WHAT YOU SHOULD DO: Rewrite the lines below, changing each "y-tick-label" to "y-axis-label" and leaving everything else unchanged.

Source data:
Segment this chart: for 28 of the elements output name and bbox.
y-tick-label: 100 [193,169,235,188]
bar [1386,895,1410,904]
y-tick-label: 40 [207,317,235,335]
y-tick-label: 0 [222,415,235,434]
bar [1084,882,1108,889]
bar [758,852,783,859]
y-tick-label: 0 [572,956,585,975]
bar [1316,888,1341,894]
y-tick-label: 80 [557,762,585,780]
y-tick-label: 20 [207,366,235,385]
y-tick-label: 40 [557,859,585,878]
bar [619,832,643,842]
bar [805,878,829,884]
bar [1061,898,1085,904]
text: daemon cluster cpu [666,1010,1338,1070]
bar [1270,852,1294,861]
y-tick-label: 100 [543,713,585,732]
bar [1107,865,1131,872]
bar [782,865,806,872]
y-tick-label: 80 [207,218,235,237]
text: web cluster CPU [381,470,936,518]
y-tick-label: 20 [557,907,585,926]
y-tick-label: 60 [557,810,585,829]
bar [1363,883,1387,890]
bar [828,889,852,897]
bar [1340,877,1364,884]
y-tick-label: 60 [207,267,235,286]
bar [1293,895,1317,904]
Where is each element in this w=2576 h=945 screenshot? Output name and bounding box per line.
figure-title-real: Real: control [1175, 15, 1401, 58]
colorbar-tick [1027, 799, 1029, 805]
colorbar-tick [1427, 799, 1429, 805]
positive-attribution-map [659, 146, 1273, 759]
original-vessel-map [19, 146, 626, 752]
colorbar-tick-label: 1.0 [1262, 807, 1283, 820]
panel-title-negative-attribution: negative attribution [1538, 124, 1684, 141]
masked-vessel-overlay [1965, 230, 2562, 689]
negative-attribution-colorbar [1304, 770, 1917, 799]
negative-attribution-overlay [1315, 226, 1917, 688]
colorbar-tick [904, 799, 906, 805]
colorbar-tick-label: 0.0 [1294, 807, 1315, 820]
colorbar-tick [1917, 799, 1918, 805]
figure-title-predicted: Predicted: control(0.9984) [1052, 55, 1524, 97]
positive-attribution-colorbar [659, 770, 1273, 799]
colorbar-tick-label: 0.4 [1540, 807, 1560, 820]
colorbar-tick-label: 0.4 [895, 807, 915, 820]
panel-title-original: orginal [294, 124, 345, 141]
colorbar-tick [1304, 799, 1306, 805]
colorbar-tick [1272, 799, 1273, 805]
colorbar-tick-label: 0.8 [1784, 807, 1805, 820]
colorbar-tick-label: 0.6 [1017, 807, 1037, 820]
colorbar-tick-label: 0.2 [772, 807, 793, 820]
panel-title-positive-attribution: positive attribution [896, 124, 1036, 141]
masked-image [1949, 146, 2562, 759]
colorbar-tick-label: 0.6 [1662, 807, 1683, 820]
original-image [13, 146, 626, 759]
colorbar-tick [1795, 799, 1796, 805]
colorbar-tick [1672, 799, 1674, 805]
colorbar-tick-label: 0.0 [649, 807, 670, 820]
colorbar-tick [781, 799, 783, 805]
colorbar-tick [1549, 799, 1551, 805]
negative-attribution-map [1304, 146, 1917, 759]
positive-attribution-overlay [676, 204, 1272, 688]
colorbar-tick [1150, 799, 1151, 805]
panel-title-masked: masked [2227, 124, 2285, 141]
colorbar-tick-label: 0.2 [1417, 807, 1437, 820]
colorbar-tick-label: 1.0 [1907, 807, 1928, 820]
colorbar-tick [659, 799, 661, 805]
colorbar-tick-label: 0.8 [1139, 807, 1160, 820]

FULL RESPONSE:
Segment this chart: for 28 of the elements output name and bbox.
y-axis-label: 100 [193,169,235,188]
bar [1386,895,1410,904]
y-axis-label: 40 [207,317,235,335]
y-axis-label: 0 [222,415,235,434]
bar [1084,882,1108,889]
bar [758,852,783,859]
y-axis-label: 0 [572,956,585,975]
bar [1316,888,1341,894]
y-axis-label: 80 [557,762,585,780]
y-axis-label: 20 [207,366,235,385]
y-axis-label: 40 [557,859,585,878]
bar [619,832,643,842]
bar [805,878,829,884]
bar [1061,898,1085,904]
text: daemon cluster cpu [666,1010,1338,1070]
bar [1270,852,1294,861]
y-axis-label: 100 [543,713,585,732]
bar [1107,865,1131,872]
bar [782,865,806,872]
y-axis-label: 80 [207,218,235,237]
text: web cluster CPU [381,470,936,518]
y-axis-label: 20 [557,907,585,926]
y-axis-label: 60 [557,810,585,829]
bar [1363,883,1387,890]
bar [828,889,852,897]
bar [1340,877,1364,884]
y-axis-label: 60 [207,267,235,286]
bar [1293,895,1317,904]
Where is each element in this w=2576 h=945 screenshot? Output name and bounding box per line.
figure-title-real: Real: control [1175, 15, 1401, 58]
colorbar-tick [1027, 799, 1029, 805]
colorbar-tick [1427, 799, 1429, 805]
positive-attribution-map [659, 146, 1273, 759]
original-vessel-map [19, 146, 626, 752]
colorbar-tick-label: 1.0 [1262, 807, 1283, 820]
panel-title-negative-attribution: negative attribution [1538, 124, 1684, 141]
masked-vessel-overlay [1965, 230, 2562, 689]
negative-attribution-colorbar [1304, 770, 1917, 799]
negative-attribution-overlay [1315, 226, 1917, 688]
colorbar-tick [904, 799, 906, 805]
colorbar-tick-label: 0.0 [1294, 807, 1315, 820]
colorbar-tick [1917, 799, 1918, 805]
figure-title-predicted: Predicted: control(0.9984) [1052, 55, 1524, 97]
positive-attribution-colorbar [659, 770, 1273, 799]
colorbar-tick-label: 0.4 [1540, 807, 1560, 820]
colorbar-tick-label: 0.4 [895, 807, 915, 820]
panel-title-original: orginal [294, 124, 345, 141]
colorbar-tick [1304, 799, 1306, 805]
colorbar-tick [1272, 799, 1273, 805]
colorbar-tick-label: 0.8 [1784, 807, 1805, 820]
colorbar-tick-label: 0.6 [1017, 807, 1037, 820]
colorbar-tick-label: 0.2 [772, 807, 793, 820]
panel-title-positive-attribution: positive attribution [896, 124, 1036, 141]
masked-image [1949, 146, 2562, 759]
colorbar-tick-label: 0.6 [1662, 807, 1683, 820]
original-image [13, 146, 626, 759]
colorbar-tick [1795, 799, 1796, 805]
colorbar-tick [1672, 799, 1674, 805]
colorbar-tick-label: 0.0 [649, 807, 670, 820]
colorbar-tick [781, 799, 783, 805]
colorbar-tick [1549, 799, 1551, 805]
negative-attribution-map [1304, 146, 1917, 759]
positive-attribution-overlay [676, 204, 1272, 688]
colorbar-tick [1150, 799, 1151, 805]
panel-title-masked: masked [2227, 124, 2285, 141]
colorbar-tick-label: 0.2 [1417, 807, 1437, 820]
colorbar-tick-label: 1.0 [1907, 807, 1928, 820]
colorbar-tick [659, 799, 661, 805]
colorbar-tick-label: 0.8 [1139, 807, 1160, 820]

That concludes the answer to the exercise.